Set out each line from the following listing that includes the word "area".

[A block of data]
┌────────
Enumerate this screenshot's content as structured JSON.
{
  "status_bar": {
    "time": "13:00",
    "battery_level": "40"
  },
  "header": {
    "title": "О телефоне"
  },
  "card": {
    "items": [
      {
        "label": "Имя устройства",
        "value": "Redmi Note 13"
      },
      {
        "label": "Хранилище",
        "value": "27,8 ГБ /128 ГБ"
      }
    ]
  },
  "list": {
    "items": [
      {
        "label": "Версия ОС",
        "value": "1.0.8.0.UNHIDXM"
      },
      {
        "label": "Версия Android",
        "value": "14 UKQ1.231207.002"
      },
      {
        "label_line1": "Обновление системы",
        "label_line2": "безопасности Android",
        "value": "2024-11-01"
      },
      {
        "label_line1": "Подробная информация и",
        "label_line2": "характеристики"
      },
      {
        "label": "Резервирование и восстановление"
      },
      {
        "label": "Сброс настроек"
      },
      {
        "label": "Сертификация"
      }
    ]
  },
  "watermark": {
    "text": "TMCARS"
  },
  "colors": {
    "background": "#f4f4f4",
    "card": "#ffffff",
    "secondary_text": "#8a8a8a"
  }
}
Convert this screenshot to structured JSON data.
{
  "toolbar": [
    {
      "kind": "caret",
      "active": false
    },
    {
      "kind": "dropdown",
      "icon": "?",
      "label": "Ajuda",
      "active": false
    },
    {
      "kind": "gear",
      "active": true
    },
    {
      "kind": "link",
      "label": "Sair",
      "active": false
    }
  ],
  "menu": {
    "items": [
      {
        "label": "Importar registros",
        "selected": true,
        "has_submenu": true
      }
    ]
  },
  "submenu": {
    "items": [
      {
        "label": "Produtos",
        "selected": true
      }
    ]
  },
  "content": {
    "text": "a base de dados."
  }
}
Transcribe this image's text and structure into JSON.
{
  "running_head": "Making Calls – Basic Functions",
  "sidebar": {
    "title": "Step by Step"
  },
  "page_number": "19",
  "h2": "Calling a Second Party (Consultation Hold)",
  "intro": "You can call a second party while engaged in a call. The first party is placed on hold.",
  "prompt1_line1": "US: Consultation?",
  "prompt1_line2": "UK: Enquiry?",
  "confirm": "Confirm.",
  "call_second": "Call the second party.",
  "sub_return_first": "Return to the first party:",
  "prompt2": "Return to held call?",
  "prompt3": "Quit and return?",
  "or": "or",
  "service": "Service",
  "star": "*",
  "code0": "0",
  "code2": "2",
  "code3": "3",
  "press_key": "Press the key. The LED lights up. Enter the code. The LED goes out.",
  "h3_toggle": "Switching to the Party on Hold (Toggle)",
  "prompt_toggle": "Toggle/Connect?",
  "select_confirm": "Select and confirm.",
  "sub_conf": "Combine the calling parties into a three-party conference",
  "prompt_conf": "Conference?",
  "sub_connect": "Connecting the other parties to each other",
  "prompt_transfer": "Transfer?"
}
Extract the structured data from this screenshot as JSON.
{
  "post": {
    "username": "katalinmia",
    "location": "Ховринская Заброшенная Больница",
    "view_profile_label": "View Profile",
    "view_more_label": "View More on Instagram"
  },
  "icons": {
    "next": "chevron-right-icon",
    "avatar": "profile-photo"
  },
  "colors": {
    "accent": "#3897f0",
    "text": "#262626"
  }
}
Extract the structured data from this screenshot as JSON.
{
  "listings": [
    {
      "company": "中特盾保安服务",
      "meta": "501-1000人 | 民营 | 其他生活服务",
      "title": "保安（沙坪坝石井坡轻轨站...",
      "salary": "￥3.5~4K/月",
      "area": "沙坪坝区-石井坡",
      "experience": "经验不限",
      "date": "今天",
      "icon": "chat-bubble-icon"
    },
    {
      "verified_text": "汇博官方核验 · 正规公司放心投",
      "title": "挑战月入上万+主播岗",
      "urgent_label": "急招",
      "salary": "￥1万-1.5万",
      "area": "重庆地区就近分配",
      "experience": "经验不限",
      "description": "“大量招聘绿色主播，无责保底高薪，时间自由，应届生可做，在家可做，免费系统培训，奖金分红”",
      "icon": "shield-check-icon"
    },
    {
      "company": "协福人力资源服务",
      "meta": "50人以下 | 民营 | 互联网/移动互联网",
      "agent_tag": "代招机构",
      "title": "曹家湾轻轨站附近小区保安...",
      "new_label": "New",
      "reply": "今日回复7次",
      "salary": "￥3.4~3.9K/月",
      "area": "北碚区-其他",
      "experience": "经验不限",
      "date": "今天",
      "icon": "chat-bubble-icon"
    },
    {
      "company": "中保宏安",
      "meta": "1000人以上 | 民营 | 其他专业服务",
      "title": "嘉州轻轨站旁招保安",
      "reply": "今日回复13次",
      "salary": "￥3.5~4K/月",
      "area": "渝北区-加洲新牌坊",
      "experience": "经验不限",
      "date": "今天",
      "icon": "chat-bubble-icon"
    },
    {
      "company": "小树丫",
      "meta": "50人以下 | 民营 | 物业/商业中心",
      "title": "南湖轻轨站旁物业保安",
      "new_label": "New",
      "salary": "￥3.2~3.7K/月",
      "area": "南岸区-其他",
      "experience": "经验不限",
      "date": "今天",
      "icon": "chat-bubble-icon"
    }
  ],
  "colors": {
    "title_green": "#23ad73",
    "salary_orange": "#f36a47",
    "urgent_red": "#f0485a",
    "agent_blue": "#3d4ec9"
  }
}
└────────
» OUTPUT FOR THIS TASK
      "area": "沙坪坝区-石井坡",
      "area": "重庆地区就近分配",
      "area": "北碚区-其他",
      "area": "渝北区-加洲新牌坊",
      "area": "南岸区-其他",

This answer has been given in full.